Text block →
•••••
Issue #89 - At Least A Tradeable Bounce As Stage 2 Breakouts Proliferate
Photo by 312 Visuals / Unsplash

Trend Of The Major Indices And Market Health

After a panic open to start the week the S&P 500 closed the week flat on the heaviest weekly volume the SPY ETF has seen all year. Technology slightly outperformed with the Nasdaq 100 up 0.39% for the week and reversing off of the Monday low just like the S&P 500. Small caps fared worse closing lower -1.21% for the week for the Russell 2000 but well off the lows of the week. Small caps also successfully bounced at a logical support level around the 30-week EMA (Exponential Moving Average). Overall the stock market saw buyers step in and defend some critical price levels and absorb the panic selling that kicked off the week on Monday morning.

The panic that was seen in the market on Monday morning was a result from multiple negative news headlines the market was processing over the weekend. One thing to realize is the S&P 500 had already gapped down three times during this correction before Monday's panic. There was already fear and pessimism building in the market and then it went into overdrive heading into Monday's open. Headlines about war in the Middle East, Warren Buffett selling Apple stock, and recession fears among other worries stoked massive negative sentiment on social media especially and the market had a panic open on heavy volume on Monday. But that proved to be the low of the week as buyers stepped into an already beat up market which was down nearly -10% in the S&P 500 at Monday's low.

With the panic open on Monday the VIX spiked above 65 in one of its sharpest moves higher in the past 10 years. But by the end of the week the VIX gave up all its gains and printed a monster weekly reversal candle. In the Shorting Guide weekly reversals on the VIX are discussed as a potential bottoming sign for a stock market correction. The VIX is still above its 10-week EMA but its possible it has now made a top for this current stock market correction. Breadth in the S&P 500 improved by the end of the week with the percentage of stocks in the S&P 500 above the 50 day moving average rising to 58%. The percentage of stocks above the 20 day moving average in the Nasdaq turned up from an oversold level and could be making a similar bottom to where it bottomed in April 2024.

Volume surged in the S&P 500 this week and as discussed in the Correction Playbook volume coming into the S&P 500 after a correction often occurs around the bottom. And on top of this evidence of new potential sector moves and a proliferation of Stage 2 breakouts occurred this week, which are part of the Timing Model for identifying bottoms of a stock market correction.

So after the action this week despite the negative sentiment, the probability that this correction is either over or at an important low has increased dramatically. One possibility could be that this is the first low in a market that might retest this low in multiple weeks, as that happens frequently in the stock market. But if that does occur there's probably going to be at least a few weeks of a tradeable bounce where sentiment will start to get more bullish and some recent Stage 2 breakouts will start working. So the bottom line is its time to trade to the long side again, and understand that this low might get retested in a month or so. But until then if things continue to improve there's good potential for nice gains over the next few weeks with support from the S&P 500 behind new Stage 2 breakouts.
•••••
Listed records →

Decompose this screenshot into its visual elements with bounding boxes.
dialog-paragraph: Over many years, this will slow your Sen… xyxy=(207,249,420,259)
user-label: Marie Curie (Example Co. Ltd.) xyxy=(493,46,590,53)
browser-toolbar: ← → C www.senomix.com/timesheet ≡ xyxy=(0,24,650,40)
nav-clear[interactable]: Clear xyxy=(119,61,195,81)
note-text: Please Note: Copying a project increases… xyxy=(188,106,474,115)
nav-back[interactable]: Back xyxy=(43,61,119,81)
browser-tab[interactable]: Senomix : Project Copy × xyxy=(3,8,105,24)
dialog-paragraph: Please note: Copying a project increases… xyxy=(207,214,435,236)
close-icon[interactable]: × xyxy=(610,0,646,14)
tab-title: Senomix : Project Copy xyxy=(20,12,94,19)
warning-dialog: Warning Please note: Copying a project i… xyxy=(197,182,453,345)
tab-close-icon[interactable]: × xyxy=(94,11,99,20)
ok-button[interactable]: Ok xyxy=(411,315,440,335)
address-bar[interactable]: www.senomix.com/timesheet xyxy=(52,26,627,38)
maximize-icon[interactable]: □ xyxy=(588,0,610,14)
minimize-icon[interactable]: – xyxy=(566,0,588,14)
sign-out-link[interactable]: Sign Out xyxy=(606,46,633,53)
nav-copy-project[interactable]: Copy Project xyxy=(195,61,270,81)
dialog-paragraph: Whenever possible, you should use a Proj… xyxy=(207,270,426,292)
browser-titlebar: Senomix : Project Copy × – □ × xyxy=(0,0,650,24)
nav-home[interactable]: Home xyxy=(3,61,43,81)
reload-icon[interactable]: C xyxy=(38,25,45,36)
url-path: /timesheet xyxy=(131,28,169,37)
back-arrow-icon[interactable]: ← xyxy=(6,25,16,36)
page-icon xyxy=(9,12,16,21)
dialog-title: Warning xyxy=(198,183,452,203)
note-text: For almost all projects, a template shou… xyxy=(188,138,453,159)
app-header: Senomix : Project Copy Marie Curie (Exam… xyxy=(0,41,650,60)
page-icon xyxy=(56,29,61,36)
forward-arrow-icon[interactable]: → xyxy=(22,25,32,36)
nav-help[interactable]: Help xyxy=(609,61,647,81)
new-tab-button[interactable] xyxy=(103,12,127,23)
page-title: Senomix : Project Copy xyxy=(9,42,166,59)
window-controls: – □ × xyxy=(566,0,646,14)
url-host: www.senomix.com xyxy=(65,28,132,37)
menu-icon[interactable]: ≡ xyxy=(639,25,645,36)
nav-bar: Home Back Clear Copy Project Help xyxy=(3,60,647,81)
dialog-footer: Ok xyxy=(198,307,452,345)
•••••
Exercise goal → Pick up the market newsletter text where it stops and continue it from there.

Reply →
Sector Review

Artificial Intelligence (BOTZ) - the artificial intelligence ETF BOTZ traded above average upside volume for the first time since March this week. This ETF has been in a correction since early March and didn't join the semiconductor sector during its move higher out of the April 2024 lows. However now multiple artificial intelligence software stocks are moving higher for the first time in many weeks.

Cybersecurity (BUG) - the cybersecurity ETF BUG is actually already back above its 10-week EMA showing strong relative strength after the panic low this past week. Despite the negative news headlines from CRWD, other stocks in the sector completed Stage 2 breakouts this week on strong volume. Longer term this ETF has minimal overhead resistance, so if it continues into Stage 2 here it could become a market leader.

Fintech (ARKF) - unlike cybersecurity stocks which held up better during the 2022 bear market, fintech stocks were crushed and many stocks in this sector are still trying to break out of Stage 1. However with the financial sector still remaining strong fintech has a related sector that could help power it higher. ARKF reversed higher on above average volume this week and now is about to retest the support level that broke during the recent correction below the 30-week EMA.

Cannabis (MJ) - cannabis stocks are still setup for Stage 2 breakout but volume needs to come into these stocks like it did back in the March - May timeframe. Since then volume has dried up, but the stocks continue to base sideways in Stage 1.

Gold and Silver (GLD, SLV, SIL, GDX) - gold continues to consolidate sideways above all key moving averages. However the rest of the precious metals sector is still digesting the recent correction and looking for a bottom. Individual gold and silver mining stocks for the most part aren't acting like the sector is ready to get going yet. Continue to keep an eye on precious metals and if volume comes into the sector and gold breaks out the entire sector is back in play.

Stage 2 Breakouts

This week saw an explosion in the total number of new Stage 2 breakouts. The market hasn't seen breakout activity like this since the April 2024 correction bottom. Earning season has played a large role in this, but there's also evidence of sector moves starting in artificial intelligence, cybersecurity, and fintech stocks. Multiple stocks in each of those sectors had Stage 2 breakouts this week.

Not only did the number of new Stage 2 breakouts increase dramatically but there were multiple breakouts that occurred on huge volume. Volume is a key component of the best Stage 2 breakouts, the heavier the volume the better as it shows the buying power coming into the stock. There's been a notable lack of volume across the Stage 2 breakouts that have occurred for weeks so this is a bullish indication for the stock market.

Artificial intelligence software stocks have been out of favor for a while now so this is an interesting change for the market. Now that there's multiple sectors showing evidence of a sector move, pay attention to how these sectors follow up over the next few weeks and whether more Stage 2 breakouts occur or volume continues to come into the sector. If there is evidence of buying pressure over multiple weeks that's a sign of a leading sector. For example take a look at BOTZ in the May and June timeframe of 2023, there were consecutive weeks of big volume coming into artificial intelligence stocks back then that produced a powerful sector move with triple digit gains.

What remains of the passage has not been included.